Written request ▸
Count every line that includes the string "this" in the entries that follow. Nothing besides the number is needed.

*** Records for the task

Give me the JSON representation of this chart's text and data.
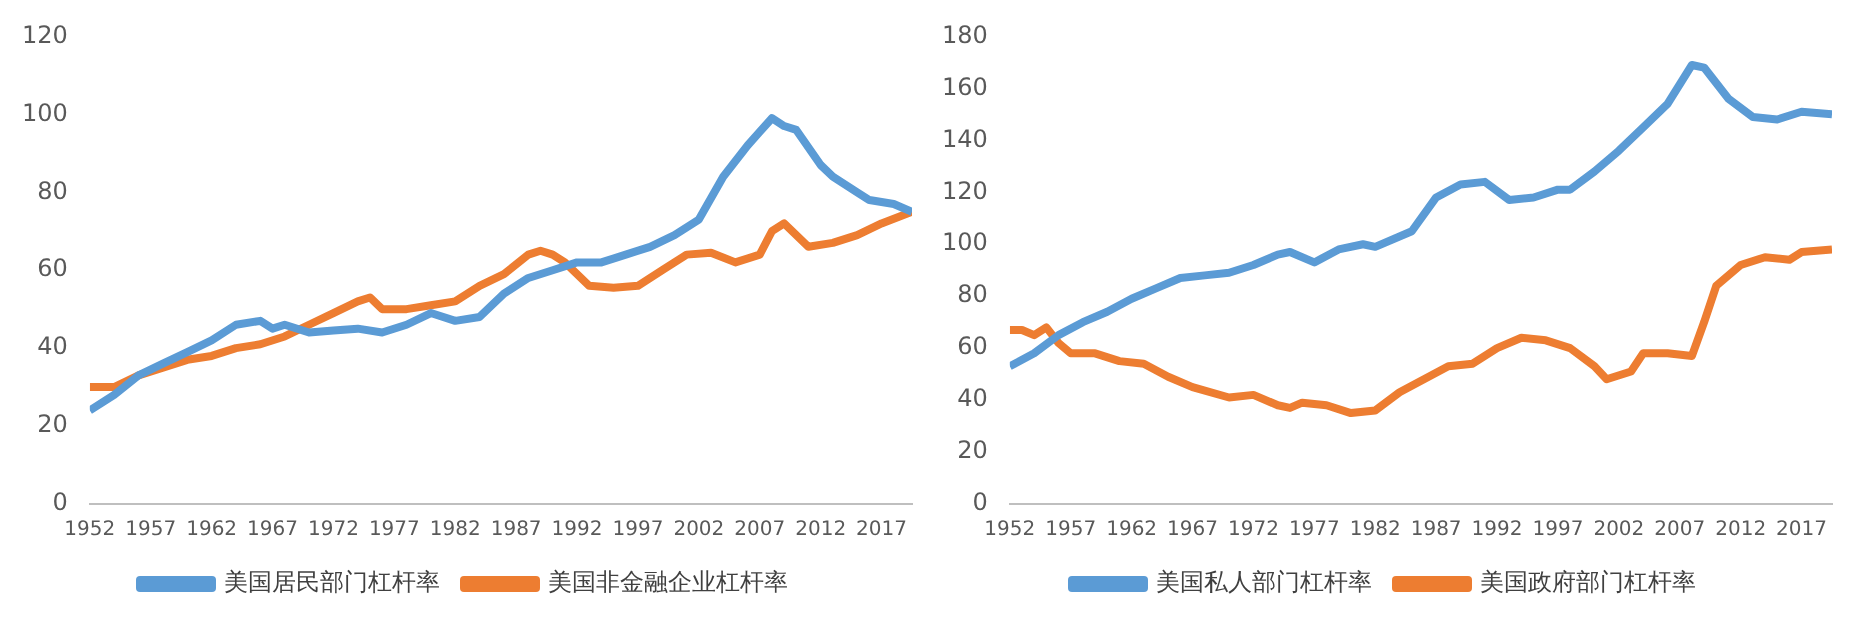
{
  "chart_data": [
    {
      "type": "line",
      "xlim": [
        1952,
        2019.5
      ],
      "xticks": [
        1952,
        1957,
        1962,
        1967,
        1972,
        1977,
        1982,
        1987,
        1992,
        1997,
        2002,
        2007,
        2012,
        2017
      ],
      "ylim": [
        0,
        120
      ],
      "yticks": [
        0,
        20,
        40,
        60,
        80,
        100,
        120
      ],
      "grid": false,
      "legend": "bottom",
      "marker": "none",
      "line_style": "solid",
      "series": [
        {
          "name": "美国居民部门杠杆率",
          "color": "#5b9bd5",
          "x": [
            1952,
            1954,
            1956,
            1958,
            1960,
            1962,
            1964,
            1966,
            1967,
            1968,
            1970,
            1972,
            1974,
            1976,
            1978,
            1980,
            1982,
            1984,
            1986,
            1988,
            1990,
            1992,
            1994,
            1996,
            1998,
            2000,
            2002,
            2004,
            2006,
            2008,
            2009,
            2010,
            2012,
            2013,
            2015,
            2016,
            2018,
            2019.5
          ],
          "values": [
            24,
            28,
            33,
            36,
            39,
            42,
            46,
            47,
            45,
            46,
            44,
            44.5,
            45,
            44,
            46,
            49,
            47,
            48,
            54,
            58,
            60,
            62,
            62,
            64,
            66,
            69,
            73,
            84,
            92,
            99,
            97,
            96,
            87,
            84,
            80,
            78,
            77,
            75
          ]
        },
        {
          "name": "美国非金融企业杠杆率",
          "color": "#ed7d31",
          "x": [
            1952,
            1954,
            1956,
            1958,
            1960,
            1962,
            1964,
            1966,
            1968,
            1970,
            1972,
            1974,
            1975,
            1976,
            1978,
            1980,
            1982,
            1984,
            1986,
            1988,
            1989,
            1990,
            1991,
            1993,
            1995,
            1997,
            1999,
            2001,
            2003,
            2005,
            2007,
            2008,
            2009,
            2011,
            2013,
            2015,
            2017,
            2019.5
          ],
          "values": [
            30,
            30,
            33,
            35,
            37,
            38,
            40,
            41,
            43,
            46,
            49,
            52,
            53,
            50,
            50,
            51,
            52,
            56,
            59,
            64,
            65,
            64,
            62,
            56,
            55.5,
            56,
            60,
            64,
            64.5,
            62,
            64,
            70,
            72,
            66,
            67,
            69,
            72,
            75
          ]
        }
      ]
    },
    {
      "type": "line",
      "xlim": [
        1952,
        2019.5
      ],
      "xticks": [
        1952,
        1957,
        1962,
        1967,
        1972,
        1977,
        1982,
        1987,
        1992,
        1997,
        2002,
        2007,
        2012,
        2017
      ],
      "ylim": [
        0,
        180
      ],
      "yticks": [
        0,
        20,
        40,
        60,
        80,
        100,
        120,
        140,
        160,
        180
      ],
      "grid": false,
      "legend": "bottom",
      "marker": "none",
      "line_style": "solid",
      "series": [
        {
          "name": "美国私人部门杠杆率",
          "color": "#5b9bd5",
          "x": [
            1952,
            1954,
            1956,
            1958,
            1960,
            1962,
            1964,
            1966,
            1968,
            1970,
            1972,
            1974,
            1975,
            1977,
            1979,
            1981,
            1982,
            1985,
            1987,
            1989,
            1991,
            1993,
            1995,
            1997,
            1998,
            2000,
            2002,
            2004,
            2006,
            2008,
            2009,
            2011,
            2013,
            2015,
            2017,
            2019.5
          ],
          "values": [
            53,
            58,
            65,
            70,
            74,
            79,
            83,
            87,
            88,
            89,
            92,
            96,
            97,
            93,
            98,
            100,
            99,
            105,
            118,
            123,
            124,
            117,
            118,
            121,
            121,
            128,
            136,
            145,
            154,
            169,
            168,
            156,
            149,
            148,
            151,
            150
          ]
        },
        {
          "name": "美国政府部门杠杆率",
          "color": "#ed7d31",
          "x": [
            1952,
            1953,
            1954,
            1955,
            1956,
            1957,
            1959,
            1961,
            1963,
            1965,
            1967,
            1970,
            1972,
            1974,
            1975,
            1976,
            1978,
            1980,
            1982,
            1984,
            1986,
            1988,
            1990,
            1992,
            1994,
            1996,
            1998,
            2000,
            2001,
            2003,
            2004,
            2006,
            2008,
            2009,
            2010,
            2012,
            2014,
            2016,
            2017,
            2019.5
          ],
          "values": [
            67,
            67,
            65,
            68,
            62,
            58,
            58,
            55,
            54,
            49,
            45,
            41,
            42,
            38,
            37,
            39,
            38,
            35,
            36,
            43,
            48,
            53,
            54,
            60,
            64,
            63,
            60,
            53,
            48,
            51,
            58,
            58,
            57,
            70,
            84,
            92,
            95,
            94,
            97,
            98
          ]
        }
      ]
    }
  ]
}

******
*** Records for the task

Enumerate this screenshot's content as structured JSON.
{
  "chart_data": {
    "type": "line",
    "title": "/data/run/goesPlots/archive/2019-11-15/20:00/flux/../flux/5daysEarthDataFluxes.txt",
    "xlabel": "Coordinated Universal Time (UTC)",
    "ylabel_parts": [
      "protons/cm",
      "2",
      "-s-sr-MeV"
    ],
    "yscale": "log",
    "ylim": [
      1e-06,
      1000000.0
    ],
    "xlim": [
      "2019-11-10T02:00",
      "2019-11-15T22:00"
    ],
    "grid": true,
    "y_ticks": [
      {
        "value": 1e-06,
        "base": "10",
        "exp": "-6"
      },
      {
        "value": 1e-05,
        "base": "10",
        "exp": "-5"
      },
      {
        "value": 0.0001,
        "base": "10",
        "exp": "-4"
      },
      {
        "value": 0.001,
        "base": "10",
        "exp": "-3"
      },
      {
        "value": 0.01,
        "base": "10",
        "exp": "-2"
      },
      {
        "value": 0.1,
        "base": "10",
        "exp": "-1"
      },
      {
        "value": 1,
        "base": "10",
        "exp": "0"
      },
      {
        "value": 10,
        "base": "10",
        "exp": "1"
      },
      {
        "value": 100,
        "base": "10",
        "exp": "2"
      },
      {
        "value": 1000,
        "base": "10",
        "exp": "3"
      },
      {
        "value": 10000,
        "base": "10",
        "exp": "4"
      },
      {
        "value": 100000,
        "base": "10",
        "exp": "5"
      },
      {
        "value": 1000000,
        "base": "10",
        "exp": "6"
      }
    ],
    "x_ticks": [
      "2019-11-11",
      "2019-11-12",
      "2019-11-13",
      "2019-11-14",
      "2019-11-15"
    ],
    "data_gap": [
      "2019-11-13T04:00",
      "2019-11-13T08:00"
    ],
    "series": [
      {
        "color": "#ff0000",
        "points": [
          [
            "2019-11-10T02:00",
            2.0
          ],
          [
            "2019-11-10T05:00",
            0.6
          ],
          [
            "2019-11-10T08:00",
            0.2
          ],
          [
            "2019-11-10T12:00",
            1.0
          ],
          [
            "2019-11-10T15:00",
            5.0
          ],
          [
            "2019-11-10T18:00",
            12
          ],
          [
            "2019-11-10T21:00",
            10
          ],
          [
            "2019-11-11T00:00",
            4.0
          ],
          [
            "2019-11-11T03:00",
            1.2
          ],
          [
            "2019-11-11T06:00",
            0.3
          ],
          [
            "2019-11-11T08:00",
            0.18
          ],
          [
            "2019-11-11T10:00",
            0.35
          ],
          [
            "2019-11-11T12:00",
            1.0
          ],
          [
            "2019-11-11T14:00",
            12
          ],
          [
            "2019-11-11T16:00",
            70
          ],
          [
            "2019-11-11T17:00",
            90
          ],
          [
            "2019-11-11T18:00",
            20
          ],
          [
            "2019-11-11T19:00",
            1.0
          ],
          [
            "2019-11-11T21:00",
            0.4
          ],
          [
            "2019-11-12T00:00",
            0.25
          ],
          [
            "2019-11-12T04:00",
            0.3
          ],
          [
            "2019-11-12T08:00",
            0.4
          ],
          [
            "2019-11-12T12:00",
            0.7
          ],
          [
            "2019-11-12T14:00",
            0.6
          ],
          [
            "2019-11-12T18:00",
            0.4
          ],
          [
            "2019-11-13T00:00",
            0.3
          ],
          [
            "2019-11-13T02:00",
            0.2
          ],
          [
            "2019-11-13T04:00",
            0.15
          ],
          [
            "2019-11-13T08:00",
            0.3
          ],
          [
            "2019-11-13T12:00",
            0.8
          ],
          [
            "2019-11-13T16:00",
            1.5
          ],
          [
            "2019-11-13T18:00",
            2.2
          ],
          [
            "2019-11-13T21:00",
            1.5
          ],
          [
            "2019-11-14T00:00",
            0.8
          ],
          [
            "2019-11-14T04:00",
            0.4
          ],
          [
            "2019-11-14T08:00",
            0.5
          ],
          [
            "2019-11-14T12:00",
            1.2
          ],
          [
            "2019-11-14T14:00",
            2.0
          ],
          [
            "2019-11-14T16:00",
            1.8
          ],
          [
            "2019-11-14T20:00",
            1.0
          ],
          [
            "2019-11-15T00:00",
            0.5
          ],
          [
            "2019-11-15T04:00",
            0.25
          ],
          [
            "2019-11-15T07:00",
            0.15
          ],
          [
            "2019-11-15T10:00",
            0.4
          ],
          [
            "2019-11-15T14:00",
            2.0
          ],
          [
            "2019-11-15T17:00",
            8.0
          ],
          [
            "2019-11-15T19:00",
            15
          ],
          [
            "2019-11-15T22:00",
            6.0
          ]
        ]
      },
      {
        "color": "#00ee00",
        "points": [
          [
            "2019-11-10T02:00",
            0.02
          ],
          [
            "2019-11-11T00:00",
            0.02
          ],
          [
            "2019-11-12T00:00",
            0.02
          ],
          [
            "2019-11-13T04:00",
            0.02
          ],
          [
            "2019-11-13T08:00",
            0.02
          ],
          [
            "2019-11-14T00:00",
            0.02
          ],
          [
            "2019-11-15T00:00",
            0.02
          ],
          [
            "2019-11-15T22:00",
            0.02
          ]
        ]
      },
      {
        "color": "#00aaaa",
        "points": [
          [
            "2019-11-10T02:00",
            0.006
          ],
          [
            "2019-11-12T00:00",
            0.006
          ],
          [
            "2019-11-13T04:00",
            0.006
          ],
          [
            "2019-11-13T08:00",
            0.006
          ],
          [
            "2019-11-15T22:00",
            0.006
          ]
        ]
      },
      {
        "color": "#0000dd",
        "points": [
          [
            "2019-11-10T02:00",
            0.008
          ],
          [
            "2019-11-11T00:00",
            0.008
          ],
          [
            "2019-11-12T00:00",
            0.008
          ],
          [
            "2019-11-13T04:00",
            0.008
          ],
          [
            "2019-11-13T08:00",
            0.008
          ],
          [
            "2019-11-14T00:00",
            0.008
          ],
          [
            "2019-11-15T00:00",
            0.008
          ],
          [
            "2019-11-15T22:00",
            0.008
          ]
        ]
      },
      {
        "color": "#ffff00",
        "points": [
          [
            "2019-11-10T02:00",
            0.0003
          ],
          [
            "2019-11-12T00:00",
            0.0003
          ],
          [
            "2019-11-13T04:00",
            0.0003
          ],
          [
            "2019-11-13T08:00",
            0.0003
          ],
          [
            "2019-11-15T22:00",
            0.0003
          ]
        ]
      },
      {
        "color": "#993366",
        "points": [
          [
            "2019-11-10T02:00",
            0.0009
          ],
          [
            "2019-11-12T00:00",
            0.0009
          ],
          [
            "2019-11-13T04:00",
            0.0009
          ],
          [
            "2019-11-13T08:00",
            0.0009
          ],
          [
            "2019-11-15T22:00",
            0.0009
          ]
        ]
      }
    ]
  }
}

******

Task result ▸
2